■ PROBLEMS ■
A. The CMRRA submission describes what happens to the songs its members own or administer in Canada. List each of those activities.
B. Carry on the CMRRA submission from its last sentence.

** START DOCUMENT **

This submission is being submitted by Canadian Musical Reproduction Rights Agency Ltd. (CMRRA). CMRRA is pleased to submit its comments on potential options for reform of the Copyright ActFootnote 1 in furtherance of the Government’s objectives regarding a modern copyright framework for online intermediaries.

CMRRA is a collective society that represents owners of copyright in musical works for the purpose of administering the right to reproduce those works in various media and for various licensing purposes in Canada. CMRRA’s membership is comprised of over 6,000 Canadian and foreign music publishers who range in size from large multinational music publishers to individual songwriters. These rightsholders own or administer the vast majority of songs recorded, sold, streamed and broadcast in Canada.

Introduction

CMRRA has filed a joint submission under the ACCORD coalition of music publishers, songwriters, and composers operating in English and French Canada, addressing each of the potential options for reform raised by the Government. In this submission, CMRRA will be providing its comments on 4.3.2 Greater Transparency from Rights Management Organizations, as well as a recommendation regarding an amendment to the Copyright Act to clarify the enforceability of Tariffs approved by the Copyright Board.

4.3. Increase transparency in remuneration process

4.3.2 Great transparency from rights management organizations

CMRRA has always valued transparency in its operations and provides detailed information to its clients and the public regarding the use of rightsholders’ works by online music services operating in Canada.

** END DOCUMENT **
** START DATA **

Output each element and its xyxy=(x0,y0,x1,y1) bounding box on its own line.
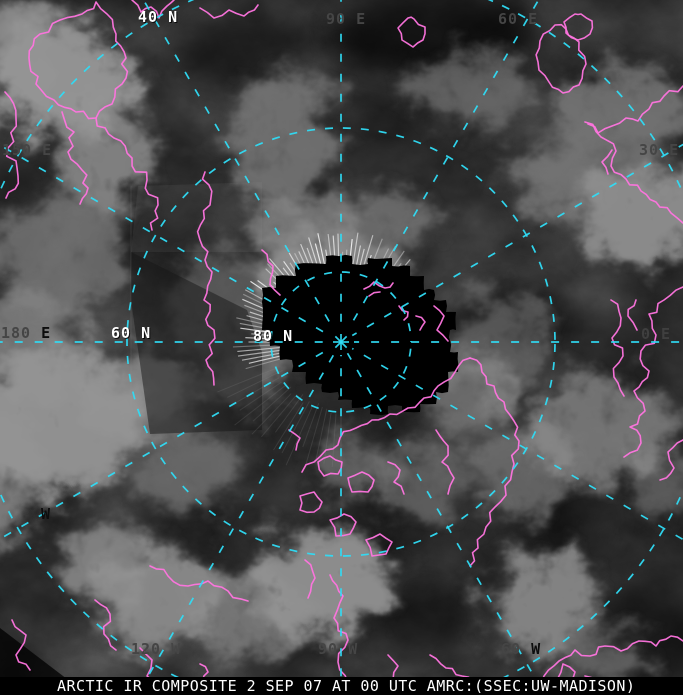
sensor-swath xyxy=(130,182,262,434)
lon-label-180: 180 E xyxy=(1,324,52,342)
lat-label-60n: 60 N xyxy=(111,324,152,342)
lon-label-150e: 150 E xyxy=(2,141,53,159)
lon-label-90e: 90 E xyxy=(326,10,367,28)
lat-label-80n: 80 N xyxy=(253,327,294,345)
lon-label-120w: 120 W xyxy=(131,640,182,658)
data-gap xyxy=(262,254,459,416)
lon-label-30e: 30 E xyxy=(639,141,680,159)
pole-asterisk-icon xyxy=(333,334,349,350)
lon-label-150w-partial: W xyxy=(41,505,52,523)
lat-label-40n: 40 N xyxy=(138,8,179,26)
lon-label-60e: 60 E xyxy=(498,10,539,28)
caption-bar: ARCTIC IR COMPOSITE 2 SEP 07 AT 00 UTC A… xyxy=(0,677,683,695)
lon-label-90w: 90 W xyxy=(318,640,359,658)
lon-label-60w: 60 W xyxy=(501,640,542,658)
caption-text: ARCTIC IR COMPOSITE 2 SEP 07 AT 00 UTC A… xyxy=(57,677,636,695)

** END DATA **

■ EXPECTED ANSWERS ■
A.
- Recorded
- Sold
- Streamed
- Broadcast

B.
Through CMRRA Direct, an online portal, CMRRA’s clients can access rightsholders’ works, licence and royalty information in our Licence and Royalty Distribution System (LDS). Clients can also access their royalty statements via CMRRA Direct which include such information as payment amounts, commission amounts, exchange rate and tax deductions, where applicable, along with the net payable amount. These statements can also be broken down for an assessment of a client’s income based upon various uses, as well as a breakdown of income by licensee within each usage category. Clients can track their income by work and for online uses, they can access information on the types of uses reported, for example, permanent downloads, limited downloads, streams, etc.

Further transparency is provided through CMRRA’s Unclaimed Works Portal, which is accessible to both clients and the public via CMRRA Direct. CMRRA has invested in technology that allows for innovative matching and a claiming portal for musical works that allows rightsholders to search the active repertoire of online music services operating in Canada in order to identify as yet unmatched recordings, or unverified shares of matched works for claiming. CMRRA’s IT systems provides rightsholders with the unique ability to submit claims for usage of works for periods dating back to the launch date of the online music service in Canada. Once a claim is verified, or a share updated via the Unclaimed Works Portal, this information cascades across all of CMRRA’s lines of business resulting in multiple streams of potential royalty payments for previously unknown, unrepresented or unclaimed shares.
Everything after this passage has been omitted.